>> Begin Dataset excerpts

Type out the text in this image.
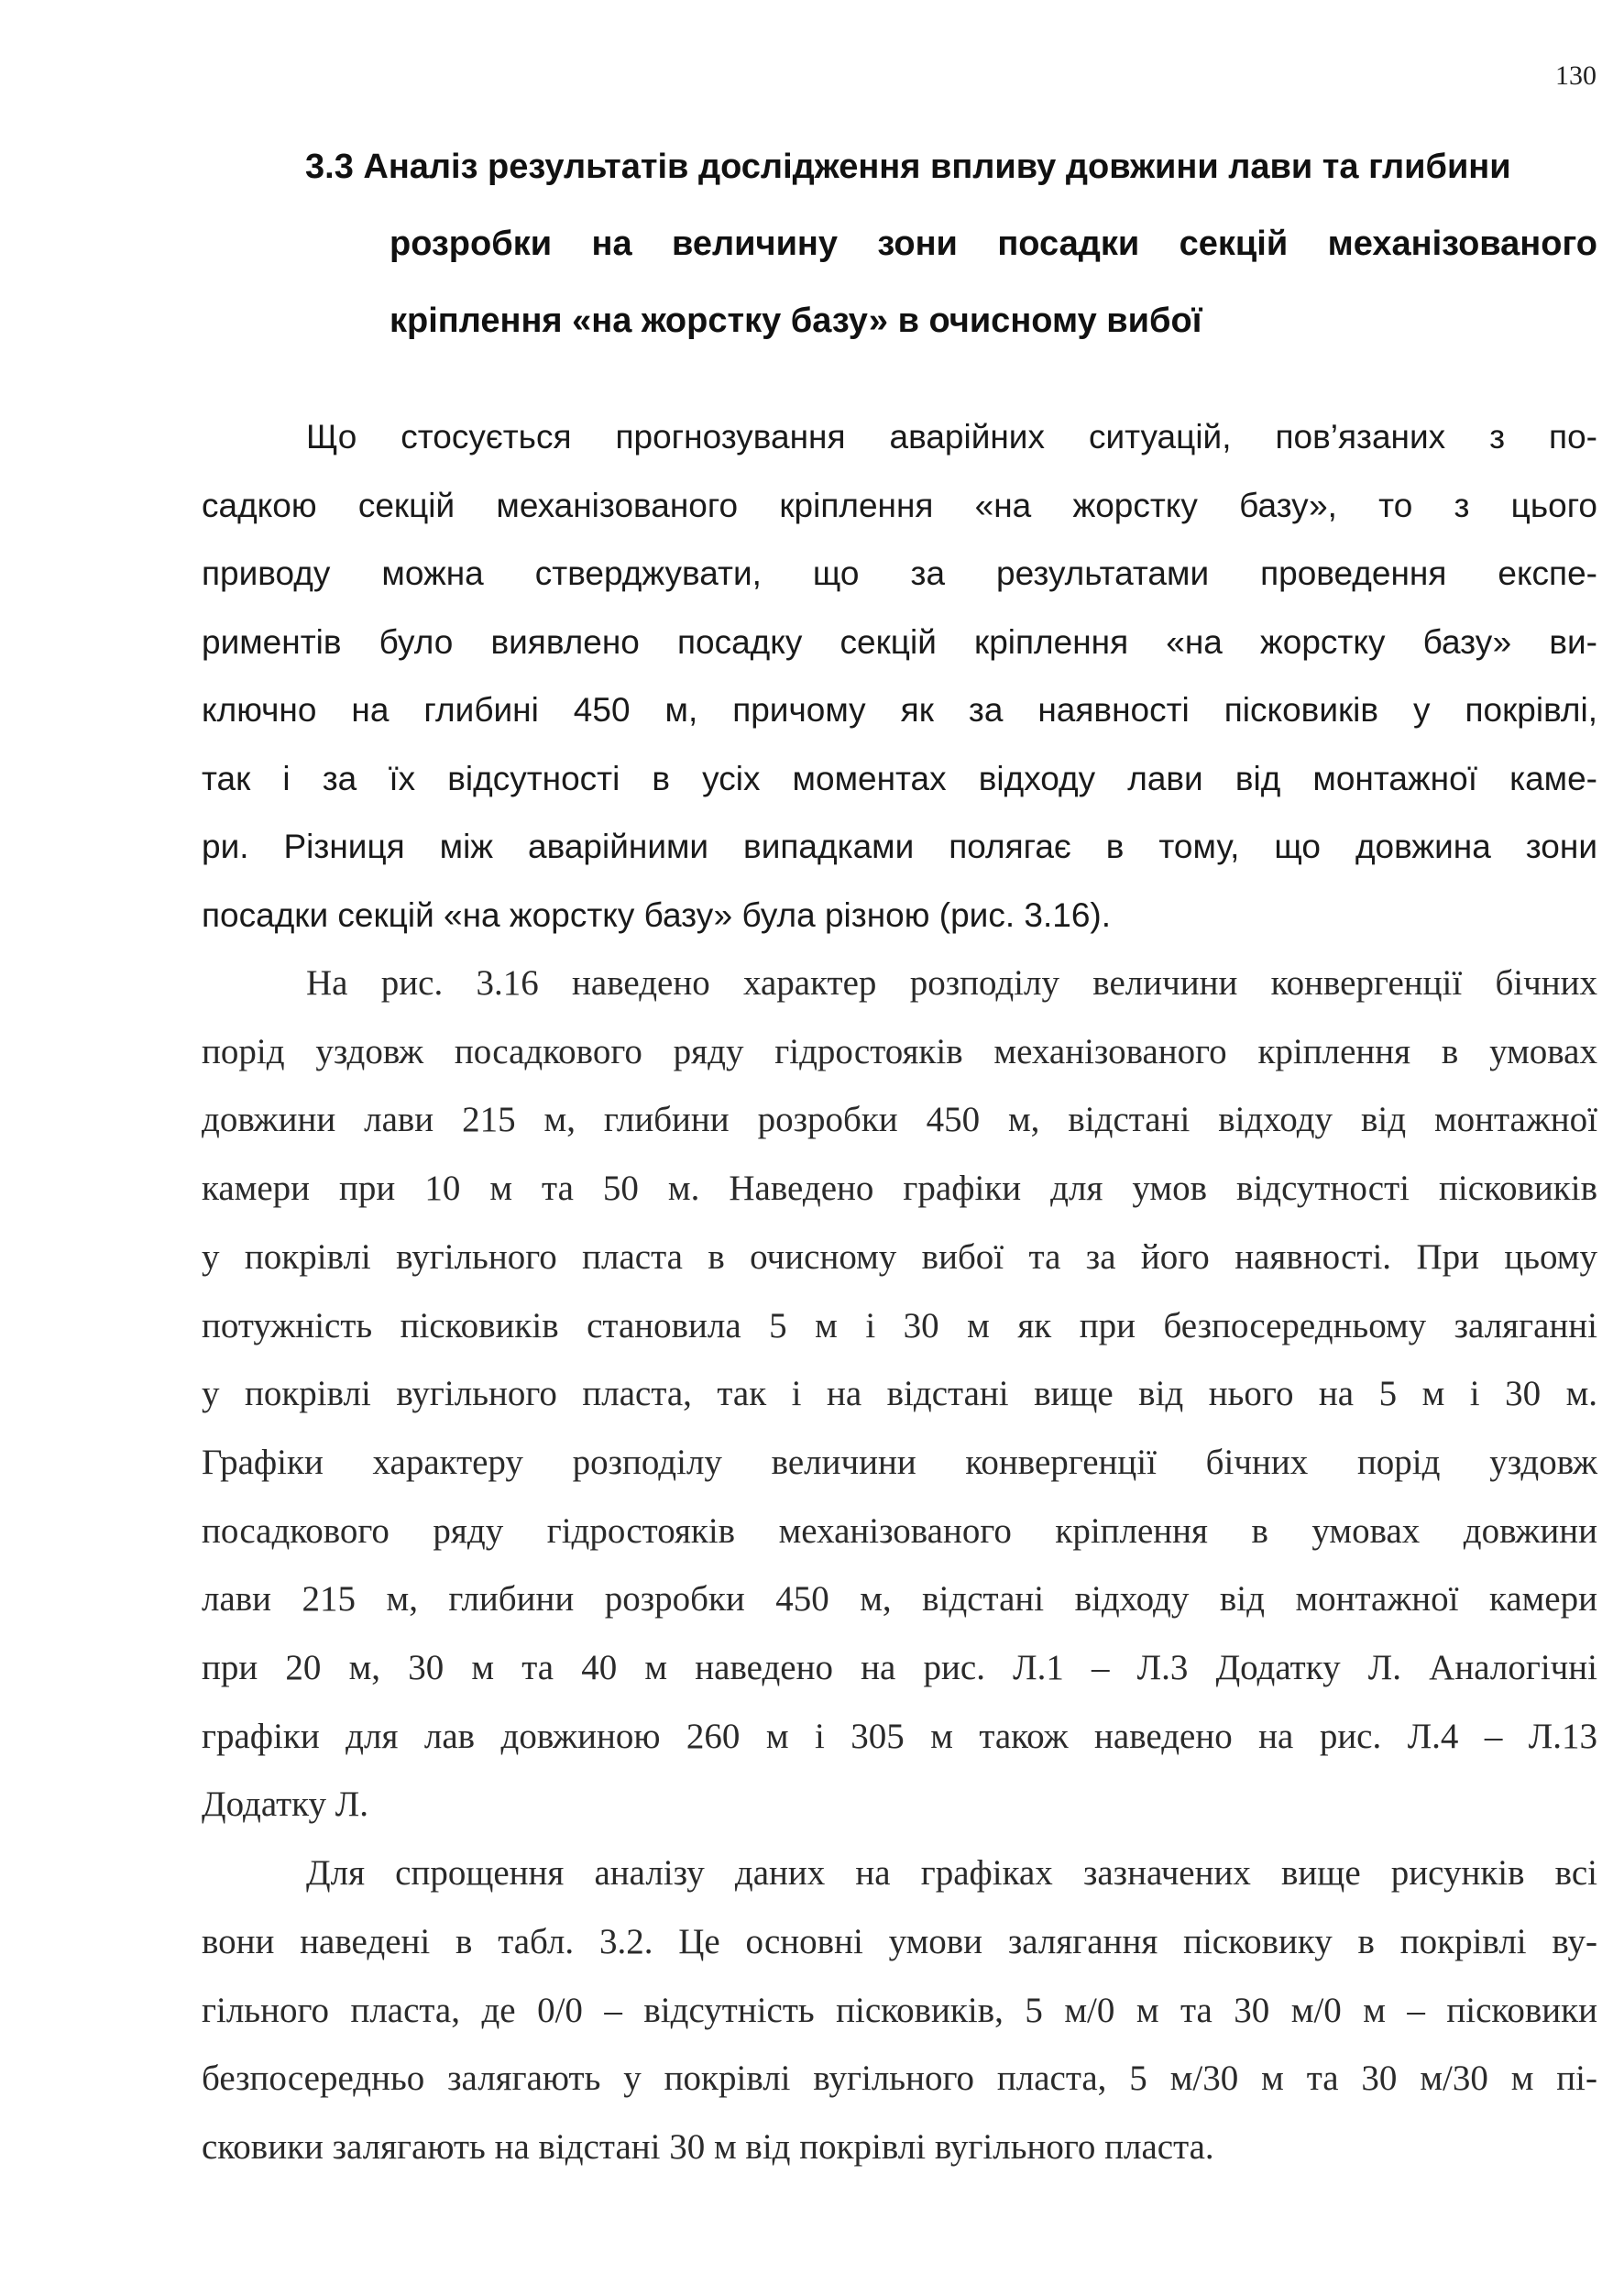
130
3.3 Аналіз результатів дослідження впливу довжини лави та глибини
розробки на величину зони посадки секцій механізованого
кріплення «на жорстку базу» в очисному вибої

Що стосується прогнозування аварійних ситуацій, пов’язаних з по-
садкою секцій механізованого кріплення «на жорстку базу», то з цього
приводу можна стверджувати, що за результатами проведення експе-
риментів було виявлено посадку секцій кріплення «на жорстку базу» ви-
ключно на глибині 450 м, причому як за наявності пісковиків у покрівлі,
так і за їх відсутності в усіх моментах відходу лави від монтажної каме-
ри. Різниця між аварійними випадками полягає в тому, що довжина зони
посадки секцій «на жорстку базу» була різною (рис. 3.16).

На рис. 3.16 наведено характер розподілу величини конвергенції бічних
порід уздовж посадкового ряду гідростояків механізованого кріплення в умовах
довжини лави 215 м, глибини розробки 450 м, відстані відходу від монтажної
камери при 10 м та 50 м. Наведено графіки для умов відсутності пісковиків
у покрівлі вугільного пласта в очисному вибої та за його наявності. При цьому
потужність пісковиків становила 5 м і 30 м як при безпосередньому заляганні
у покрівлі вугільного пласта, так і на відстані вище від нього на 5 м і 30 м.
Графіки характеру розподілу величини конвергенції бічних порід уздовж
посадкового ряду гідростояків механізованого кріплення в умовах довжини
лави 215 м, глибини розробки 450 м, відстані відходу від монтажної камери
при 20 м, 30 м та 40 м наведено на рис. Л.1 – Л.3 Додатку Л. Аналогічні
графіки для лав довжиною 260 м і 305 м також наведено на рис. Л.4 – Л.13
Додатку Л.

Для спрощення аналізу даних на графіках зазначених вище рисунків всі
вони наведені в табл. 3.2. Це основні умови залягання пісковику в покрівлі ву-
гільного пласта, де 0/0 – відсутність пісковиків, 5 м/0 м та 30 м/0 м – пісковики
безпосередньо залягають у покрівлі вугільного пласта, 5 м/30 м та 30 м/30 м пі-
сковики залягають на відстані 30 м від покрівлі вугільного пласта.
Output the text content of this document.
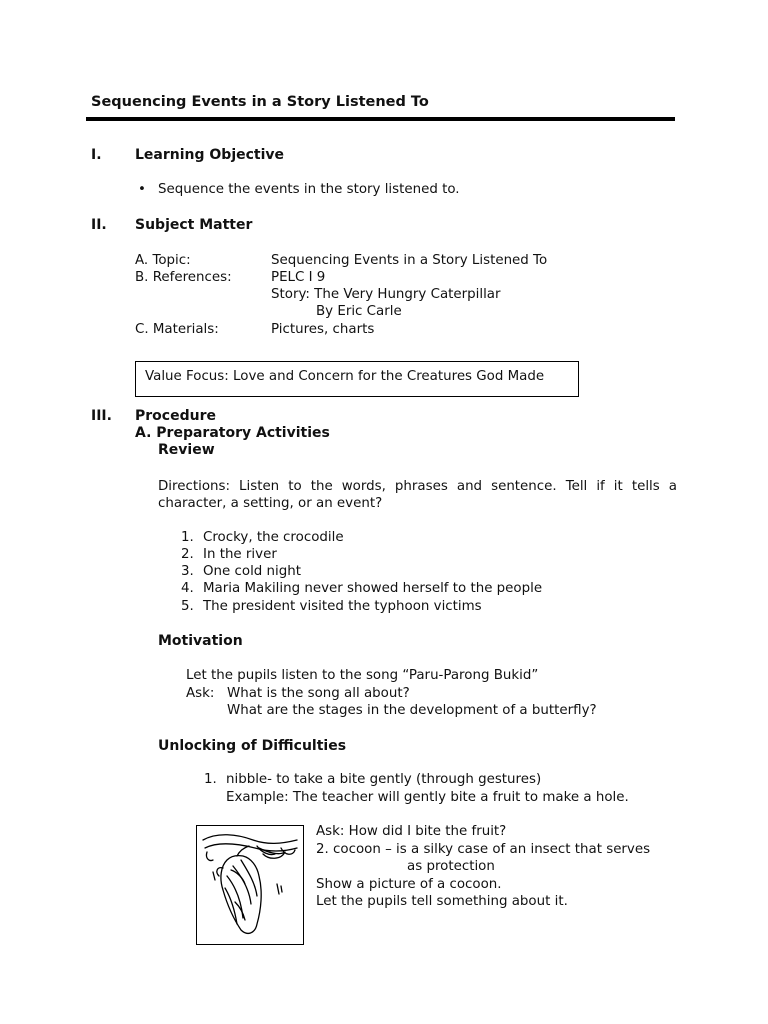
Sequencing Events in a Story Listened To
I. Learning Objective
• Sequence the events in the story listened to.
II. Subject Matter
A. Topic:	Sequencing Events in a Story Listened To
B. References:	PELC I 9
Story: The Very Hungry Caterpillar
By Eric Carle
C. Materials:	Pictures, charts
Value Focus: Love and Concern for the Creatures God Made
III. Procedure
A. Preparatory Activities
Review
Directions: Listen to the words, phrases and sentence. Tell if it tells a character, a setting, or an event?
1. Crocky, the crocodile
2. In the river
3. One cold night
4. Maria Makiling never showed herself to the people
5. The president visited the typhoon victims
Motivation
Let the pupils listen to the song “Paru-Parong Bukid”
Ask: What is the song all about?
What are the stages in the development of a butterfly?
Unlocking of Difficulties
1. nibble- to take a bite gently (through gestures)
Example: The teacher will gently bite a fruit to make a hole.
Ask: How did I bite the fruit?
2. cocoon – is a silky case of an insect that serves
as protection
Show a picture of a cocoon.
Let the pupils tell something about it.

>> End Dataset excerpts

Copy out every line of the material above exactly, skipping the pictures.

Complete answer:
Type out the text in this image.
130
3.3 Аналіз результатів дослідження впливу довжини лави та глибини
розробки на величину зони посадки секцій механізованого
кріплення «на жорстку базу» в очисному вибої

Що стосується прогнозування аварійних ситуацій, пов’язаних з по-
садкою секцій механізованого кріплення «на жорстку базу», то з цього
приводу можна стверджувати, що за результатами проведення експе-
риментів було виявлено посадку секцій кріплення «на жорстку базу» ви-
ключно на глибині 450 м, причому як за наявності пісковиків у покрівлі,
так і за їх відсутності в усіх моментах відходу лави від монтажної каме-
ри. Різниця між аварійними випадками полягає в тому, що довжина зони
посадки секцій «на жорстку базу» була різною (рис. 3.16).

На рис. 3.16 наведено характер розподілу величини конвергенції бічних
порід уздовж посадкового ряду гідростояків механізованого кріплення в умовах
довжини лави 215 м, глибини розробки 450 м, відстані відходу від монтажної
камери при 10 м та 50 м. Наведено графіки для умов відсутності пісковиків
у покрівлі вугільного пласта в очисному вибої та за його наявності. При цьому
потужність пісковиків становила 5 м і 30 м як при безпосередньому заляганні
у покрівлі вугільного пласта, так і на відстані вище від нього на 5 м і 30 м.
Графіки характеру розподілу величини конвергенції бічних порід уздовж
посадкового ряду гідростояків механізованого кріплення в умовах довжини
лави 215 м, глибини розробки 450 м, відстані відходу від монтажної камери
при 20 м, 30 м та 40 м наведено на рис. Л.1 – Л.3 Додатку Л. Аналогічні
графіки для лав довжиною 260 м і 305 м також наведено на рис. Л.4 – Л.13
Додатку Л.

Для спрощення аналізу даних на графіках зазначених вище рисунків всі
вони наведені в табл. 3.2. Це основні умови залягання пісковику в покрівлі ву-
гільного пласта, де 0/0 – відсутність пісковиків, 5 м/0 м та 30 м/0 м – пісковики
безпосередньо залягають у покрівлі вугільного пласта, 5 м/30 м та 30 м/30 м пі-
сковики залягають на відстані 30 м від покрівлі вугільного пласта.
Output the text content of this document.
Sequencing Events in a Story Listened To
I. Learning Objective
• Sequence the events in the story listened to.
II. Subject Matter
A. Topic:	Sequencing Events in a Story Listened To
B. References:	PELC I 9
Story: The Very Hungry Caterpillar
By Eric Carle
C. Materials:	Pictures, charts
Value Focus: Love and Concern for the Creatures God Made
III. Procedure
A. Preparatory Activities
Review
Directions: Listen to the words, phrases and sentence. Tell if it tells a character, a setting, or an event?
1. Crocky, the crocodile
2. In the river
3. One cold night
4. Maria Makiling never showed herself to the people
5. The president visited the typhoon victims
Motivation
Let the pupils listen to the song “Paru-Parong Bukid”
Ask: What is the song all about?
What are the stages in the development of a butterfly?
Unlocking of Difficulties
1. nibble- to take a bite gently (through gestures)
Example: The teacher will gently bite a fruit to make a hole.
Ask: How did I bite the fruit?
2. cocoon – is a silky case of an insect that serves
as protection
Show a picture of a cocoon.
Let the pupils tell something about it.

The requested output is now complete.